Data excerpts
========================

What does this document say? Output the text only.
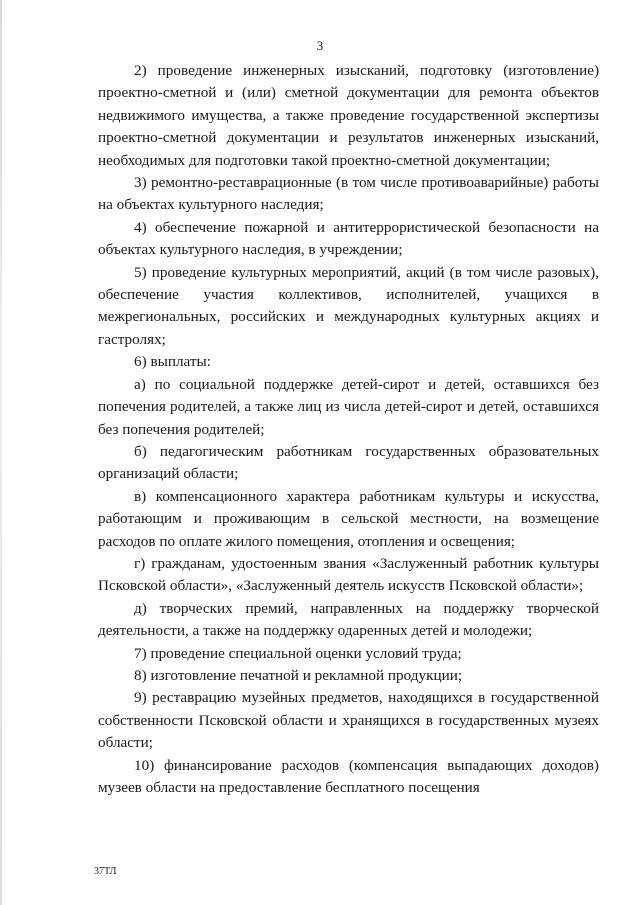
3

2) проведение инженерных изысканий, подготовку (изготовление) проектно-сметной и (или) сметной документации для ремонта объектов недвижимого имущества, а также проведение государственной экспертизы проектно-сметной документации и результатов инженерных изысканий, необходимых для подготовки такой проектно-сметной документации;

3) ремонтно-реставрационные (в том числе противоаварийные) работы на объектах культурного наследия;

4) обеспечение пожарной и антитеррористической безопасности на объектах культурного наследия, в учреждении;

5) проведение культурных мероприятий, акций (в том числе разовых), обеспечение участия коллективов, исполнителей, учащихся в межрегиональных, российских и международных культурных акциях и гастролях;

6) выплаты:

а) по социальной поддержке детей-сирот и детей, оставшихся без попечения родителей, а также лиц из числа детей-сирот и детей, оставшихся без попечения родителей;

б) педагогическим работникам государственных образовательных организаций области;

в) компенсационного характера работникам культуры и искусства, работающим и проживающим в сельской местности, на возмещение расходов по оплате жилого помещения, отопления и освещения;

г) гражданам, удостоенным звания «Заслуженный работник культуры Псковской области», «Заслуженный деятель искусств Псковской области»;

д) творческих премий, направленных на поддержку творческой деятельности, а также на поддержку одаренных детей и молодежи;

7) проведение специальной оценки условий труда;

8) изготовление печатной и рекламной продукции;

9) реставрацию музейных предметов, находящихся в государственной собственности Псковской области и хранящихся в государственных музеях области;

10) финансирование расходов (компенсация выпадающих доходов) музеев области на предоставление бесплатного посещения

37ТЛ
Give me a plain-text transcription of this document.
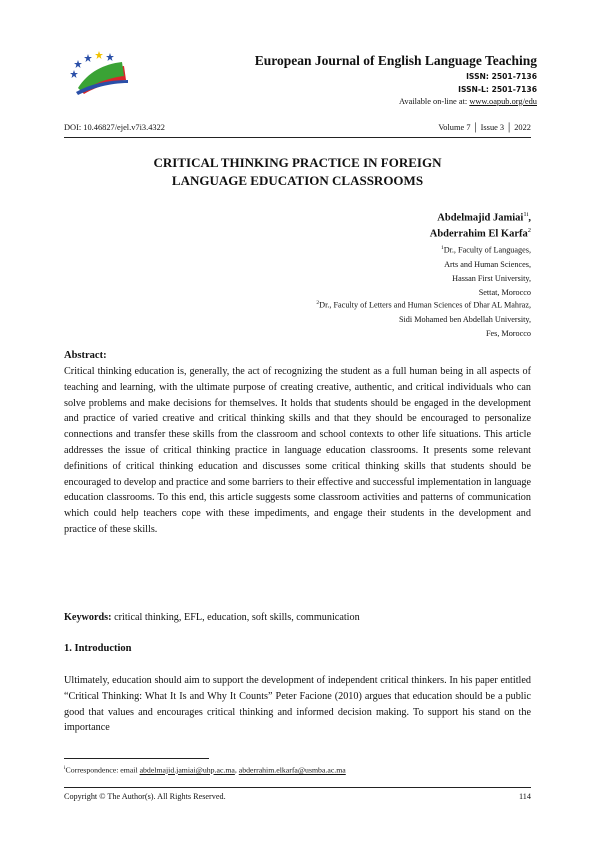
European Journal of English Language Teaching
ISSN: 2501-7136
ISSN-L: 2501-7136
Available on-line at: www.oapub.org/edu
DOI: 10.46827/ejel.v7i3.4322	Volume 7 │ Issue 3 │ 2022
CRITICAL THINKING PRACTICE IN FOREIGN
LANGUAGE EDUCATION CLASSROOMS
Abdelmajid Jamiai$^{1i}$,
Abderrahim El Karfa$^2$
$^1$Dr., Faculty of Languages,
Arts and Human Sciences,
Hassan First University,
Settat, Morocco
$^2$Dr., Faculty of Letters and Human Sciences of Dhar AL Mahraz,
Sidi Mohamed ben Abdellah University,
Fes, Morocco
Abstract:
Critical thinking education is, generally, the act of recognizing the student as a full human being in all aspects of teaching and learning, with the ultimate purpose of creating creative, authentic, and critical individuals who can solve problems and make decisions for themselves. It holds that students should be engaged in the development and practice of varied creative and critical thinking skills and that they should be encouraged to personalize connections and transfer these skills from the classroom and school contexts to other life situations. This article addresses the issue of critical thinking practice in language education classrooms. It presents some relevant definitions of critical thinking education and discusses some critical thinking skills that students should be encouraged to develop and practice and some barriers to their effective and successful implementation in language education classrooms. To this end, this article suggests some classroom activities and patterns of communication which could help teachers cope with these impediments, and engage their students in the development and practice of these skills.
Keywords: critical thinking, EFL, education, soft skills, communication
1. Introduction
Ultimately, education should aim to support the development of independent critical thinkers. In his paper entitled “Critical Thinking: What It Is and Why It Counts” Peter Facione (2010) argues that education should be a public good that values and encourages critical thinking and informed decision making. To support his stand on the importance
$^i$Correspondence: email abdelmajid.jamiai@uhp.ac.ma, abderrahim.elkarfa@usmba.ac.ma
Copyright © The Author(s). All Rights Reserved.	114
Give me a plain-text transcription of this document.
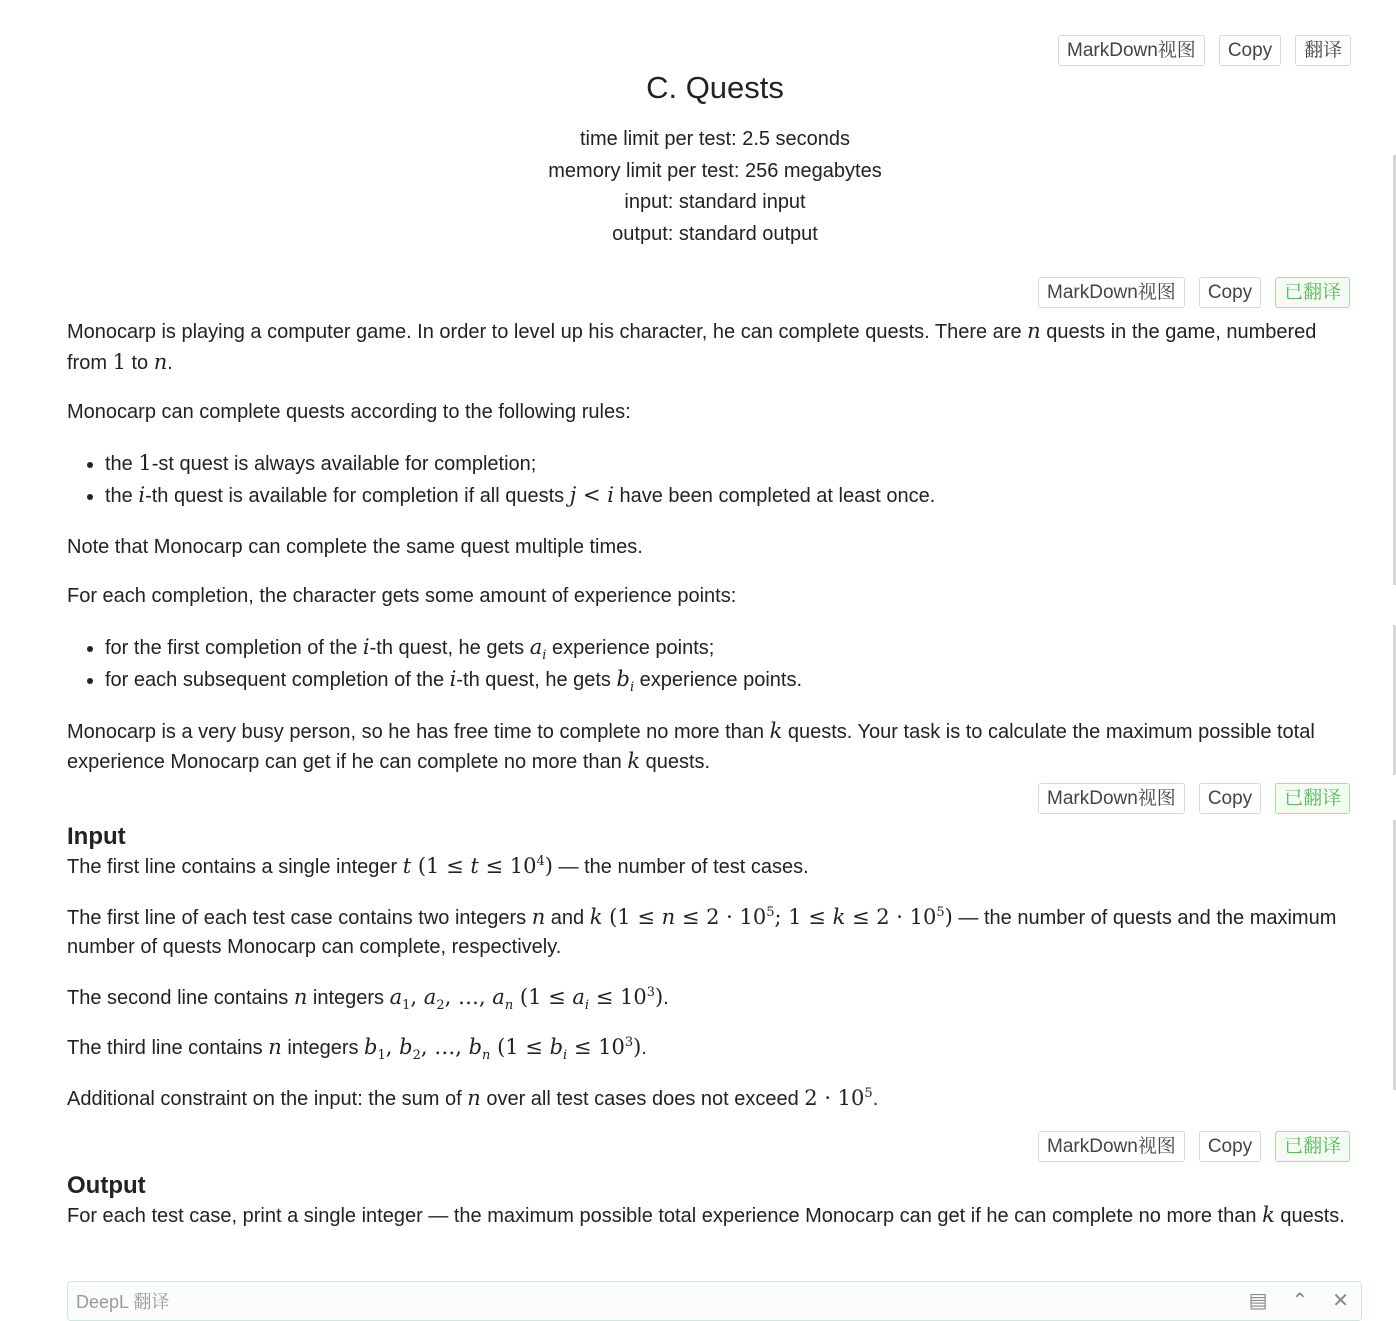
MarkDown视图	Copy	翻译
C. Quests
time limit per test: 2.5 seconds
memory limit per test: 256 megabytes
input: standard input
output: standard output
MarkDown视图	Copy	已翻译

Monocarp is playing a computer game. In order to level up his character, he can complete quests. There are n quests in the game, numbered from 1 to n.

Monocarp can complete quests according to the following rules:

• the 1-st quest is always available for completion;
• the i-th quest is available for completion if all quests j < i have been completed at least once.

Note that Monocarp can complete the same quest multiple times.

For each completion, the character gets some amount of experience points:

• for the first completion of the i-th quest, he gets $a_i$ experience points;
• for each subsequent completion of the i-th quest, he gets $b_i$ experience points.

Monocarp is a very busy person, so he has free time to complete no more than k quests. Your task is to calculate the maximum possible total experience Monocarp can get if he can complete no more than k quests.

MarkDown视图	Copy	已翻译
Input

The first line contains a single integer t $(1 \le t \le 10^4)$ — the number of test cases.

The first line of each test case contains two integers n and k ($1 \le n \le 2 \cdot 10^5$; $1 \le k \le 2 \cdot 10^5$) — the number of quests and the maximum number of quests Monocarp can complete, respectively.

The second line contains n integers $a_1$, $a_2$, …, $a_n$ $(1 \le a_i \le 10^3)$.

The third line contains n integers $b_1$, $b_2$, …, $b_n$ $(1 \le b_i \le 10^3)$.

Additional constraint on the input: the sum of n over all test cases does not exceed $2 \cdot 10^5$.

MarkDown视图	Copy	已翻译
Output

For each test case, print a single integer — the maximum possible total experience Monocarp can get if he can complete no more than k quests.

DeepL 翻译	▤ ⌃ ✕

========================

#### Given exercise:
Report each line of the material above where the word "from" appears.

#### Correct result:
Critical thinking education is, generally, the act of recognizing the student as a full human being in all aspects of teaching and learning, with the ultimate purpose of creating creative, authentic, and critical individuals who can solve problems and make decisions for themselves. It holds that students should be engaged in the development and practice of varied creative and critical thinking skills and that they should be encouraged to personalize connections and transfer these skills from the classroom and school contexts to other life situations. This article addresses the issue of critical thinking practice in language education classrooms. It presents some relevant definitions of critical thinking education and discusses some critical thinking skills that students should be encouraged to develop and practice and some barriers to their effective and successful implementation in language education classrooms. To this end, this article suggests some classroom activities and patterns of communication which could help teachers cope with these impediments, and engage their students in the development and practice of these skills.
Monocarp is playing a computer game. In order to level up his character, he can complete quests. There are n quests in the game, numbered from 1 to n.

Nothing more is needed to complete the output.